__Vos consignes__: Recopiez toutes les lignes précédées d'un tiret dans l'extrait sur l'hôtellerie, dans leur ordre d'apparition.

__Extrait du document__:
▶
Si les « gros » ont pu encaisser le choc car ils font l’essentiel de leur business en B2B et ont les moyens de s’acheter de la visibilité, cela a été dramatique pour les indépendants qui ne généraient quasiment plus de visites sur leurs sites et à qui les marges imposées par les OTA ont réduit la marge à quasiment zéro. Mais petit ou gros, la situation n’était pas idéale.

Remarquons en passant que l’ubérisation de l’industrie hôtelière n’a pas commencé avec Airbnb mais avec les OTA il y a près de 10 ans ! Les OTA se sont mis entre les hôteliers et les clients avec un double impact

– baisse de la marge des hôteliers

– confiscation des données par les OTA

On ajoutera un risque économique majeur : avec le nombre d’emplois que pèse l’hôtellerie dans nos économies et ce qu’elle représente en PIB, les difficultés rencontrées par les indépendants ont un impact majeur au niveau macro-économique.

2015 sera-t-elle l’année du début de la désubérisation ?

Vient donc Accorhotels qui va proposer aux indépendants (sous reserves de remplir certaines conditions) de vendre leurs chambres sur Accorhotels.com avec deux éléments nouveaux :

– des commissions que Accorhotels promet comme les plus basses du marché

– le partage de la data avec l’hôtelier.

Le bénéfice pour Accorhotels est assez simple à comprendre : proposer davantage d’hôtels (10 000 vs un peu moins de 4 000 aujourd’hui) donc accroitre le trafic sur le site, donc les revenus directement (vente de nuitées Accorhotels) ou indirectement (commissions sur les indépendants). Le discours de Sébastien Bazin est également qu’en aidant ainsi les indépendants à tenir le coup ils contribuent à faire croitre le « gateau global » ce qui au final bénéficie à tous.

Pour les indépendants vous l’avez compris c’est récupérer de la visibilité, de la marge et pouvoir utiliser les data collectées. (NB : Accorhotels a récemment acheté Fastbooking.com, une société de e-commerce hôtelière qui a justement pour but d’aider les hoteliers à gérer leur présence digitale et gérer la partie digitale de leur business).
◀
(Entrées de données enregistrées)
▶
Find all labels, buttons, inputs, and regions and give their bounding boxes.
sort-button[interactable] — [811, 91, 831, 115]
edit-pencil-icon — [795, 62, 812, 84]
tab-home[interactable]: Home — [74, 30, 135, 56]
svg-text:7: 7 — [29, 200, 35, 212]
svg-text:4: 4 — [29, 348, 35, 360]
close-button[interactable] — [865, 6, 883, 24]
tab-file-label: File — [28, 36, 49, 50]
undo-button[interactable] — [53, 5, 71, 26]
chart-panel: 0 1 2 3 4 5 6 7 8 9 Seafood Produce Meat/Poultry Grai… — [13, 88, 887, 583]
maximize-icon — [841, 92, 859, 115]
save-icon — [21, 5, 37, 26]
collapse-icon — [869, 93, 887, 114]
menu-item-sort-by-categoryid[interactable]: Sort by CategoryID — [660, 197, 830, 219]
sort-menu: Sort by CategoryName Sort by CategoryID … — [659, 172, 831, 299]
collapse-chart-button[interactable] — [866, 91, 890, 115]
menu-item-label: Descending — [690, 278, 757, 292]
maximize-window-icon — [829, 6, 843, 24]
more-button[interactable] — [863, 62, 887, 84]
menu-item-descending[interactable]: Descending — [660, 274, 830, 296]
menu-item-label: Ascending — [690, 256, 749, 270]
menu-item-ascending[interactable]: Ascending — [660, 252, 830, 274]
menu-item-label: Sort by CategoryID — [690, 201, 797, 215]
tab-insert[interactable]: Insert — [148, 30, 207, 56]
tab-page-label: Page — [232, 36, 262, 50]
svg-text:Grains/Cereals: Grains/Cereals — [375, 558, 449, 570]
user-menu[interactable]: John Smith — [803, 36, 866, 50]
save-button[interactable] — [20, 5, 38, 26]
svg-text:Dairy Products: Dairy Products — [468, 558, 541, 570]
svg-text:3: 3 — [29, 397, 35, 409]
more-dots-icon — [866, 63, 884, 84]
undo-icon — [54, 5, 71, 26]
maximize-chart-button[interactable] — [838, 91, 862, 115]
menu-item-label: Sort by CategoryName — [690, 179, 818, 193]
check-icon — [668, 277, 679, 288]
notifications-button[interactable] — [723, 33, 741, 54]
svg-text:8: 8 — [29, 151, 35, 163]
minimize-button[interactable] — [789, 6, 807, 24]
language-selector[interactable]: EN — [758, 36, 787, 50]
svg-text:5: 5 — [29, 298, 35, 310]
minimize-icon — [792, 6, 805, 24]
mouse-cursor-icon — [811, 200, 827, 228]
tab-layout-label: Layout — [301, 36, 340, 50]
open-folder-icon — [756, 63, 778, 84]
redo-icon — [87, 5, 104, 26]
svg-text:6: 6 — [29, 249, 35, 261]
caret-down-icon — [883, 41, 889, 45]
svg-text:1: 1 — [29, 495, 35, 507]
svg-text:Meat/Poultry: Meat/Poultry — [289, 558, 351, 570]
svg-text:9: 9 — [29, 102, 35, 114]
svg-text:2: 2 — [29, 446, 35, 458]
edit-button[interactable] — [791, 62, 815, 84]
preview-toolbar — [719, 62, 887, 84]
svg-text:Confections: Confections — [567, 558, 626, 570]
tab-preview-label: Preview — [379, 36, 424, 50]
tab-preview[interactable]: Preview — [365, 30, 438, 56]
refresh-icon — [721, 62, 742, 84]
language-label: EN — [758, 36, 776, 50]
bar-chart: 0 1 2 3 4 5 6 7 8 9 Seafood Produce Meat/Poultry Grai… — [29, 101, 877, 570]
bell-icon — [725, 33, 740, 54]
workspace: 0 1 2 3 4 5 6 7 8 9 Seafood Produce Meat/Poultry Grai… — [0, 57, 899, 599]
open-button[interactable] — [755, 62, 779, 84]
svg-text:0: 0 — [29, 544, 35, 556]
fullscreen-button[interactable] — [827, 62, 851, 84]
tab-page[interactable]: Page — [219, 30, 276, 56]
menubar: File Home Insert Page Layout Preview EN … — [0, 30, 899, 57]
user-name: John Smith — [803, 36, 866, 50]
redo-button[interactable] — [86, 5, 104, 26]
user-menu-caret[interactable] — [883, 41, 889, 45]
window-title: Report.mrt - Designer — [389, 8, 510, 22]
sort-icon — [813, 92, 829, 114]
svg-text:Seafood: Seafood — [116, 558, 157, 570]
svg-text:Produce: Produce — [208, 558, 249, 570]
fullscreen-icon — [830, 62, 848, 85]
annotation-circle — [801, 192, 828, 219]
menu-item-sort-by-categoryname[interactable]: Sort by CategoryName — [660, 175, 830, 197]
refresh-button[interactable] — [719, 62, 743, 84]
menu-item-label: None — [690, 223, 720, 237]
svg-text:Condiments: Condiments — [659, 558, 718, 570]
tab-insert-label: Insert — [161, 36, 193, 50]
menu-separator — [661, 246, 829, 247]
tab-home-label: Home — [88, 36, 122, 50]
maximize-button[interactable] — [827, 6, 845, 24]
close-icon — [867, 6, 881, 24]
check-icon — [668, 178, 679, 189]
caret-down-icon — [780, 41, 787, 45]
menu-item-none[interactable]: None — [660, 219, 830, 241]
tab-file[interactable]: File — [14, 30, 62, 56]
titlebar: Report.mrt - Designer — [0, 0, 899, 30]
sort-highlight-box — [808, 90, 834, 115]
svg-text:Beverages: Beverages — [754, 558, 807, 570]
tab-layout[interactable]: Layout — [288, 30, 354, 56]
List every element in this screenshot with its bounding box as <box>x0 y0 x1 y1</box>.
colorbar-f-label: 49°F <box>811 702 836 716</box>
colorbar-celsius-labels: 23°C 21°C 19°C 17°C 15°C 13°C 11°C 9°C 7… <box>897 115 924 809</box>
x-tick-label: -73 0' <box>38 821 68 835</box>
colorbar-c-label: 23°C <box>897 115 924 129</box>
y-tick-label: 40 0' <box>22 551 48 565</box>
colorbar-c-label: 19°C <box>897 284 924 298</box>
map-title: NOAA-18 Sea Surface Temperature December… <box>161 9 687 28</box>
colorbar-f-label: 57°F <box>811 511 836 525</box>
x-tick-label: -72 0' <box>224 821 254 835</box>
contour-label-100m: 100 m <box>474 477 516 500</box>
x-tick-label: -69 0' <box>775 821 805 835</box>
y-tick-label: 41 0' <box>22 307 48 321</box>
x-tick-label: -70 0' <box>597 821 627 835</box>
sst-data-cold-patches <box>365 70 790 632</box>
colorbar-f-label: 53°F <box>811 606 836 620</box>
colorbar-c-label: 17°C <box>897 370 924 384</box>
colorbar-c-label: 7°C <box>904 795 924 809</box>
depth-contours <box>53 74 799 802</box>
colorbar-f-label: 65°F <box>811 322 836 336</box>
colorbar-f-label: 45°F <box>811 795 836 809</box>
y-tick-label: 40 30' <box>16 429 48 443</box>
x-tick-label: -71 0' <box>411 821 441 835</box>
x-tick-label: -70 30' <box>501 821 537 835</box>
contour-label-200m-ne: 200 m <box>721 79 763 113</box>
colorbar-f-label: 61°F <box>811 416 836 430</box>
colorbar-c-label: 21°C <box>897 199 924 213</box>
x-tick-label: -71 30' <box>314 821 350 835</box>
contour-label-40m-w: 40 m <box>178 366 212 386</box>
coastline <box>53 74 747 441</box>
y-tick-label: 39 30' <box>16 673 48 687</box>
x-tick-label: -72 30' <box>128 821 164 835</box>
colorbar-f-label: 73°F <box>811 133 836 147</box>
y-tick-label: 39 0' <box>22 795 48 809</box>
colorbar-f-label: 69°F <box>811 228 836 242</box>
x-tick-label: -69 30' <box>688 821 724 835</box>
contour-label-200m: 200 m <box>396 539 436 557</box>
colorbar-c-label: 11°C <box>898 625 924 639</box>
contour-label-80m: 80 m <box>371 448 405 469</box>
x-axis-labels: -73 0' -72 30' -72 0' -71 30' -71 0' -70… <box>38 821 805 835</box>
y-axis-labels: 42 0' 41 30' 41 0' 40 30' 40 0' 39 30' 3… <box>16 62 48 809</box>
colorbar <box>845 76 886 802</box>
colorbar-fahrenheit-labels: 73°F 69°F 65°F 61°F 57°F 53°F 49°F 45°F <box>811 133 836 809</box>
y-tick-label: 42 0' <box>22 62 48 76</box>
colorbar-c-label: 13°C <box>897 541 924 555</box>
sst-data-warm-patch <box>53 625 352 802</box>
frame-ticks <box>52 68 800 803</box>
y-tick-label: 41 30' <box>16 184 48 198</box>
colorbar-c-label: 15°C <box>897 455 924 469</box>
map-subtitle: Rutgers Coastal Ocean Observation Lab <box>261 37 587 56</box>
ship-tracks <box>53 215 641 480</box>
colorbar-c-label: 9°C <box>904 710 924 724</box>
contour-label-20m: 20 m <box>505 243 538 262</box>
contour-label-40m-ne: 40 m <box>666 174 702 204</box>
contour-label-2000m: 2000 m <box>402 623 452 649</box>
◀
__Zone de réponse__:
– baisse de la marge des hôteliers
– confiscation des données par les OTA
– des commissions que Accorhotels promet comme les plus basses du marché
– le partage de la data avec l'hôtelier.